* PROBLEM REQUIREMENTS
Will you give every entry again exactly as it stands?
** BEGIN INFORMATION SUPPLIED **
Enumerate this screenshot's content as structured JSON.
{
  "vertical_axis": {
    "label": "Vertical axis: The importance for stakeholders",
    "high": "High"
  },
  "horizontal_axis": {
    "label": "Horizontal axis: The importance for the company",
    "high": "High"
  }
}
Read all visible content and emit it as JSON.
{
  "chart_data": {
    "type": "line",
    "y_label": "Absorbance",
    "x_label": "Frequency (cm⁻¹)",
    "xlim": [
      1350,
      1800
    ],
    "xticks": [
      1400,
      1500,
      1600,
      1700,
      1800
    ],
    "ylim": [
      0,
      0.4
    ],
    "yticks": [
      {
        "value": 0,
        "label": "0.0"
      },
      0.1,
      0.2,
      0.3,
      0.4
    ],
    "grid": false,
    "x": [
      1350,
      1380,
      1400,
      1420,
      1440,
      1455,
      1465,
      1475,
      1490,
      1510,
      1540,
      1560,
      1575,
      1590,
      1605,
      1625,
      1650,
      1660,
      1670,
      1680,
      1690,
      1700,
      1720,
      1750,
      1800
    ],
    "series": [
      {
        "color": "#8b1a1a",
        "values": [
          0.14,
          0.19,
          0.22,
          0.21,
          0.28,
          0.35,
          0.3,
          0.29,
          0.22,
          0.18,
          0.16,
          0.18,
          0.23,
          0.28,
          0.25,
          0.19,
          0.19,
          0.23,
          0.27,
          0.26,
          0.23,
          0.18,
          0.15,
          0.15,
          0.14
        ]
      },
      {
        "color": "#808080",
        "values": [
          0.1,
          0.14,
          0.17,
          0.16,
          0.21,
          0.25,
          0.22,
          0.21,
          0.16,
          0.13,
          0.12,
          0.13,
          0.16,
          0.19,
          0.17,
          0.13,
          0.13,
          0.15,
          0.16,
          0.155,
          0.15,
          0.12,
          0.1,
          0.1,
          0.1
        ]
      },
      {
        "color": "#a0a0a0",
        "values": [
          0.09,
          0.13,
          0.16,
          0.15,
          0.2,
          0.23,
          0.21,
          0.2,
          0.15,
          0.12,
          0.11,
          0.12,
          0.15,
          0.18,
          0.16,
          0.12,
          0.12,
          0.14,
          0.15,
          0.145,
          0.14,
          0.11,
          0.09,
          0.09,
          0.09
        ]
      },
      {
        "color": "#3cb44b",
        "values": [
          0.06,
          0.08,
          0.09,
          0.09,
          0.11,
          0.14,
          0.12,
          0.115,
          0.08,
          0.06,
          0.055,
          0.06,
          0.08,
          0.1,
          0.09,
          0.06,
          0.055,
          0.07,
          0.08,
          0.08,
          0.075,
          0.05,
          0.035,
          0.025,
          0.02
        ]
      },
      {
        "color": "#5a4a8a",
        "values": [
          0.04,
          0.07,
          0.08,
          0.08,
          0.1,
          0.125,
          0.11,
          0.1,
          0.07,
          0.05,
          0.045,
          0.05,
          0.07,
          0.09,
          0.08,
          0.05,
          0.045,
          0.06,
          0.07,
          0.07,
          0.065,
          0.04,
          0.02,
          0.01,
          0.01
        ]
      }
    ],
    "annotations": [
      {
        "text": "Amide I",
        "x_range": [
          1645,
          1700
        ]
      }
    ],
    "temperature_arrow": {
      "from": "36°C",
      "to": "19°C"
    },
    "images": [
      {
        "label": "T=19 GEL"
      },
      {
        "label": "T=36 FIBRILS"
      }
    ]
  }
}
** END INFORMATION SUPPLIED **
* RESULT OF THE TASK
Enumerate this screenshot's content as structured JSON.
{
  "vertical_axis": {
    "label": "Vertical axis: The importance for stakeholders",
    "high": "High"
  },
  "horizontal_axis": {
    "label": "Horizontal axis: The importance for the company",
    "high": "High"
  }
}
Read all visible content and emit it as JSON.
{
  "chart_data": {
    "type": "line",
    "y_label": "Absorbance",
    "x_label": "Frequency (cm⁻¹)",
    "xlim": [
      1350,
      1800
    ],
    "xticks": [
      1400,
      1500,
      1600,
      1700,
      1800
    ],
    "ylim": [
      0,
      0.4
    ],
    "yticks": [
      {
        "value": 0,
        "label": "0.0"
      },
      0.1,
      0.2,
      0.3,
      0.4
    ],
    "grid": false,
    "x": [
      1350,
      1380,
      1400,
      1420,
      1440,
      1455,
      1465,
      1475,
      1490,
      1510,
      1540,
      1560,
      1575,
      1590,
      1605,
      1625,
      1650,
      1660,
      1670,
      1680,
      1690,
      1700,
      1720,
      1750,
      1800
    ],
    "series": [
      {
        "color": "#8b1a1a",
        "values": [
          0.14,
          0.19,
          0.22,
          0.21,
          0.28,
          0.35,
          0.3,
          0.29,
          0.22,
          0.18,
          0.16,
          0.18,
          0.23,
          0.28,
          0.25,
          0.19,
          0.19,
          0.23,
          0.27,
          0.26,
          0.23,
          0.18,
          0.15,
          0.15,
          0.14
        ]
      },
      {
        "color": "#808080",
        "values": [
          0.1,
          0.14,
          0.17,
          0.16,
          0.21,
          0.25,
          0.22,
          0.21,
          0.16,
          0.13,
          0.12,
          0.13,
          0.16,
          0.19,
          0.17,
          0.13,
          0.13,
          0.15,
          0.16,
          0.155,
          0.15,
          0.12,
          0.1,
          0.1,
          0.1
        ]
      },
      {
        "color": "#a0a0a0",
        "values": [
          0.09,
          0.13,
          0.16,
          0.15,
          0.2,
          0.23,
          0.21,
          0.2,
          0.15,
          0.12,
          0.11,
          0.12,
          0.15,
          0.18,
          0.16,
          0.12,
          0.12,
          0.14,
          0.15,
          0.145,
          0.14,
          0.11,
          0.09,
          0.09,
          0.09
        ]
      },
      {
        "color": "#3cb44b",
        "values": [
          0.06,
          0.08,
          0.09,
          0.09,
          0.11,
          0.14,
          0.12,
          0.115,
          0.08,
          0.06,
          0.055,
          0.06,
          0.08,
          0.1,
          0.09,
          0.06,
          0.055,
          0.07,
          0.08,
          0.08,
          0.075,
          0.05,
          0.035,
          0.025,
          0.02
        ]
      },
      {
        "color": "#5a4a8a",
        "values": [
          0.04,
          0.07,
          0.08,
          0.08,
          0.1,
          0.125,
          0.11,
          0.1,
          0.07,
          0.05,
          0.045,
          0.05,
          0.07,
          0.09,
          0.08,
          0.05,
          0.045,
          0.06,
          0.07,
          0.07,
          0.065,
          0.04,
          0.02,
          0.01,
          0.01
        ]
      }
    ],
    "annotations": [
      {
        "text": "Amide I",
        "x_range": [
          1645,
          1700
        ]
      }
    ],
    "temperature_arrow": {
      "from": "36°C",
      "to": "19°C"
    },
    "images": [
      {
        "label": "T=19 GEL"
      },
      {
        "label": "T=36 FIBRILS"
      }
    ]
  }
}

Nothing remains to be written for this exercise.